**PROBLEM TO WORK ON:** Express the rows, from the first line through the line containing "The support plate 824 is at (897, 515)." inclusive, as a JSON list of strings with one string per line, omitting blank lines.

**MATERIAL PROVIDED:**
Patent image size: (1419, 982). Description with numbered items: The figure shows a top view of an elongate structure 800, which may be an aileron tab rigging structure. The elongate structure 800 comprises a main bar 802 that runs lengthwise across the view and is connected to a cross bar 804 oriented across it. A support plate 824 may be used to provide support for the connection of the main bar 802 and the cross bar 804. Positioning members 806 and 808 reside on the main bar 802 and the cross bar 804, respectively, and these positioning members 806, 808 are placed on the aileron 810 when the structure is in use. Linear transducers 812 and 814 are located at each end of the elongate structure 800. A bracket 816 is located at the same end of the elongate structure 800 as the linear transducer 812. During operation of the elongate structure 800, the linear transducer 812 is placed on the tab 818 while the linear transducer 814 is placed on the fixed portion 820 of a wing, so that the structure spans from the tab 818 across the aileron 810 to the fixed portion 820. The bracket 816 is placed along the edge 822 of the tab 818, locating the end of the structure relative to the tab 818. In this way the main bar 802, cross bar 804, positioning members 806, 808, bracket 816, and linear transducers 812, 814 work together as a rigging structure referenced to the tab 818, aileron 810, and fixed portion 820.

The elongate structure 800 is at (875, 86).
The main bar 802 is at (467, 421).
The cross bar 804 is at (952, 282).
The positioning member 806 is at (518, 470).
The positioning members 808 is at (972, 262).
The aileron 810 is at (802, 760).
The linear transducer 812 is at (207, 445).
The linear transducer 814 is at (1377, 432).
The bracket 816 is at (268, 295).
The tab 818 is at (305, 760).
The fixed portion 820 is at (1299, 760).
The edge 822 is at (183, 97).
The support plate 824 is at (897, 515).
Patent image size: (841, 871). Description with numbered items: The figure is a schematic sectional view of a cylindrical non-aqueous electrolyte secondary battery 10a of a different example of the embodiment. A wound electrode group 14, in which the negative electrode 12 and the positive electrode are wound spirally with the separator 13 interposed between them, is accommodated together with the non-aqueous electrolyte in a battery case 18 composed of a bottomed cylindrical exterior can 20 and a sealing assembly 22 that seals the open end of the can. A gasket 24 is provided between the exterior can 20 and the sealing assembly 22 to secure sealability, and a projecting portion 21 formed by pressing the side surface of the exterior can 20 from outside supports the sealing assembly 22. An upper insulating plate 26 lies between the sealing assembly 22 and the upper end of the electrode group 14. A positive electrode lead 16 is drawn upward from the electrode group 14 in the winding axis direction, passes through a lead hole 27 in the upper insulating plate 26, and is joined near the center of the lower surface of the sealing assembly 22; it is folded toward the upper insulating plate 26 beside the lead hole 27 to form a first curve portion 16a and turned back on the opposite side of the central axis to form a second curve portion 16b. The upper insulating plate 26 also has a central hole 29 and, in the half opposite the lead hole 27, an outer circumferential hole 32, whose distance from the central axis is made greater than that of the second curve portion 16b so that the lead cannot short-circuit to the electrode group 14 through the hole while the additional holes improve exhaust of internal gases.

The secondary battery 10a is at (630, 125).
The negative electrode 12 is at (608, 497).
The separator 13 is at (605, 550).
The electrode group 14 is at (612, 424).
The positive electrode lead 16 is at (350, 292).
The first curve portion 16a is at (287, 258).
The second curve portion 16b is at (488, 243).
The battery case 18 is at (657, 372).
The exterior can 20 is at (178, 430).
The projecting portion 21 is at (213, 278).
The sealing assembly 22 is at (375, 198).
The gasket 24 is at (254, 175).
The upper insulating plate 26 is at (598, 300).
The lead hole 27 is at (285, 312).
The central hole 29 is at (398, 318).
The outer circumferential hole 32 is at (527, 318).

**EXERCISE ANSWER:**
[
  "Patent image size: (1419, 982). Description with numbered items: The figure shows a top view of an elongate structure 800, which may be an aileron tab rigging structure. The elongate structure 800 comprises a main bar 802 that runs lengthwise across the view and is connected to a cross bar 804 oriented across it. A support plate 824 may be used to provide support for the connection of the main bar 802 and the cross bar 804. Positioning members 806 and 808 reside on the main bar 802 and the cross bar 804, respectively, and these positioning members 806, 808 are placed on the aileron 810 when the structure is in use. Linear transducers 812 and 814 are located at each end of the elongate structure 800. A bracket 816 is located at the same end of the elongate structure 800 as the linear transducer 812. During operation of the elongate structure 800, the linear transducer 812 is placed on the tab 818 while the linear transducer 814 is placed on the fixed portion 820 of a wing, so that the structure spans from the tab 818 across the aileron 810 to the fixed portion 820. The bracket 816 is placed along the edge 822 of the tab 818, locating the end of the structure relative to the tab 818. In this way the main bar 802, cross bar 804, positioning members 806, 808, bracket 816, and linear transducers 812, 814 work together as a rigging structure referenced to the tab 818, aileron 810, and fixed portion 820.",
  "The elongate structure 800 is at (875, 86).",
  "The main bar 802 is at (467, 421).",
  "The cross bar 804 is at (952, 282).",
  "The positioning member 806 is at (518, 470).",
  "The positioning members 808 is at (972, 262).",
  "The aileron 810 is at (802, 760).",
  "The linear transducer 812 is at (207, 445).",
  "The linear transducer 814 is at (1377, 432).",
  "The bracket 816 is at (268, 295).",
  "The tab 818 is at (305, 760).",
  "The fixed portion 820 is at (1299, 760).",
  "The edge 822 is at (183, 97).",
  "The support plate 824 is at (897, 515)."
]